### WHAT TO PRODUCE
Extract every line that contains the string "velocity".
··· DATASET EXTRACT
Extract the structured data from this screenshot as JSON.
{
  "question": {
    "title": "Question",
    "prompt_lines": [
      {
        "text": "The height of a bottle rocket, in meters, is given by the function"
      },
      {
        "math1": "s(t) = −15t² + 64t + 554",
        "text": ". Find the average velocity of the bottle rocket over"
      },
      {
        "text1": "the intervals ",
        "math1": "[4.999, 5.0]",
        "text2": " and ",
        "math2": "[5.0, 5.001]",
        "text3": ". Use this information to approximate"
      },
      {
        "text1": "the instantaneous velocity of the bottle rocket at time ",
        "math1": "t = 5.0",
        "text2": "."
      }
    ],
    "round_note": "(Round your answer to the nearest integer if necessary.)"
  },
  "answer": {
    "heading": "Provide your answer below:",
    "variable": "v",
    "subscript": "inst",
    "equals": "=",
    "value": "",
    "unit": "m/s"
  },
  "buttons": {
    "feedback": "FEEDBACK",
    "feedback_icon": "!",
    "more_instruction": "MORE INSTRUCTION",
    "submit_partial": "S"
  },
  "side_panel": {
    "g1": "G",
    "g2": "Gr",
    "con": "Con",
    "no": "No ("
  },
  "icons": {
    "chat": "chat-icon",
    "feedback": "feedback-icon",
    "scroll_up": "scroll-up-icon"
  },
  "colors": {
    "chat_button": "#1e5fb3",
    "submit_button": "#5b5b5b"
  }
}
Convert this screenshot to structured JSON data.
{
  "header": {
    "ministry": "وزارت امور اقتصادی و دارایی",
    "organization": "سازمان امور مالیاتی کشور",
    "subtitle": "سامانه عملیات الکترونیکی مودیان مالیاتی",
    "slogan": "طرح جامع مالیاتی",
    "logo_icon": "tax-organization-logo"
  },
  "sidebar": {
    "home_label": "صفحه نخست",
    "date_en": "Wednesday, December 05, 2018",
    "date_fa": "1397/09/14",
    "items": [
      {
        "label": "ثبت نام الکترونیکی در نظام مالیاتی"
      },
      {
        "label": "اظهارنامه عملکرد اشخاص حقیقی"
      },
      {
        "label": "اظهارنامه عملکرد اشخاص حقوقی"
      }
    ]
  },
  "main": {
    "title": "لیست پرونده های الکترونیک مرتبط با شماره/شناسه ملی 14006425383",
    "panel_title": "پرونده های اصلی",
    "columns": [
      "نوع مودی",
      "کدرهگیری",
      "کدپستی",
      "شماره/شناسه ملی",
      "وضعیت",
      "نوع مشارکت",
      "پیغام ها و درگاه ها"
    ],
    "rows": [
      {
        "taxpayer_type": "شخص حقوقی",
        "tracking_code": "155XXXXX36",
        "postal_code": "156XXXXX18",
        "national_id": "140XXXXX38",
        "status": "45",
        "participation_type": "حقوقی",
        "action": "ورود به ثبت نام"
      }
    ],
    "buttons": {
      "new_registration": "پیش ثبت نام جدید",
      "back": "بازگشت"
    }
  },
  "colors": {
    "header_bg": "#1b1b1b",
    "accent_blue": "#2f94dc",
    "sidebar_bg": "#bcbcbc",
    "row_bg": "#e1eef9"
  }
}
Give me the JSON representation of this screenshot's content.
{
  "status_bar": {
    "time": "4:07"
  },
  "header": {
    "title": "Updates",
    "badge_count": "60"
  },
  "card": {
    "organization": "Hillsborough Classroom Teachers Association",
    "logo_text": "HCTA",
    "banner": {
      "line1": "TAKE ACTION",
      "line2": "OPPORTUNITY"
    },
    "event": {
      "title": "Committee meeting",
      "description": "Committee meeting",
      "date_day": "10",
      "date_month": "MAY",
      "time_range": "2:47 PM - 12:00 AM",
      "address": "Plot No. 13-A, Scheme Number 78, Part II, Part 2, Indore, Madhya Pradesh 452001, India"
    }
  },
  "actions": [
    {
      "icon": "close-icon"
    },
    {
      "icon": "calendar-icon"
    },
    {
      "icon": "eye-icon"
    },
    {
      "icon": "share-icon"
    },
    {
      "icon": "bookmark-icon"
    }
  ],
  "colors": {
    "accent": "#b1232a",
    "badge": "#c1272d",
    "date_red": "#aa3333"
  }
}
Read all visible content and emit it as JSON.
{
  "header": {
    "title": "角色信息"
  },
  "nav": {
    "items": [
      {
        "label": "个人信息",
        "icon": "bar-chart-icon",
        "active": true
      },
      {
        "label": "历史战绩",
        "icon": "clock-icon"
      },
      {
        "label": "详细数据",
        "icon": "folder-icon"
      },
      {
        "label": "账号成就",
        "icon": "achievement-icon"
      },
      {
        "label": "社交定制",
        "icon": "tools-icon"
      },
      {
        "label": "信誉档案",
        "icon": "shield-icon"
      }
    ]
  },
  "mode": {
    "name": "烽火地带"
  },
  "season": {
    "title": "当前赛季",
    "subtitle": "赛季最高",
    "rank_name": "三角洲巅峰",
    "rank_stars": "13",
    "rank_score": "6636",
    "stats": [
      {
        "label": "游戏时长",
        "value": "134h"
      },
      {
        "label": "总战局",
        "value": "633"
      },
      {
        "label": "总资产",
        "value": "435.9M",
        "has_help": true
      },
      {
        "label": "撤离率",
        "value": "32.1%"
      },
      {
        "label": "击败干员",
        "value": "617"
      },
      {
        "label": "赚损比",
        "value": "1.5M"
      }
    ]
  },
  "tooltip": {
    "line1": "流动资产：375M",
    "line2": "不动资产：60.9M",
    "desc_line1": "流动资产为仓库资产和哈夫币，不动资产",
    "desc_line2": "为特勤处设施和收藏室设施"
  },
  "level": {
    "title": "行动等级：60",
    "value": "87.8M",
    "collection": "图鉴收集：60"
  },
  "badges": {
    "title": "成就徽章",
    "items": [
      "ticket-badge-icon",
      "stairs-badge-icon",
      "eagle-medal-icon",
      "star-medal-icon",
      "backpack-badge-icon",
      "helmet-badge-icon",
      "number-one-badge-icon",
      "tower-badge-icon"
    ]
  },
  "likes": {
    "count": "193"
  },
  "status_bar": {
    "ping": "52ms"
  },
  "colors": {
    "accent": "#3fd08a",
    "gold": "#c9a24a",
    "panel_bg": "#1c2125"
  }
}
······
### FULL SOLUTION
        "text": ". Find the average velocity of the bottle rocket over"
        "text1": "the instantaneous velocity of the bottle rocket at time ",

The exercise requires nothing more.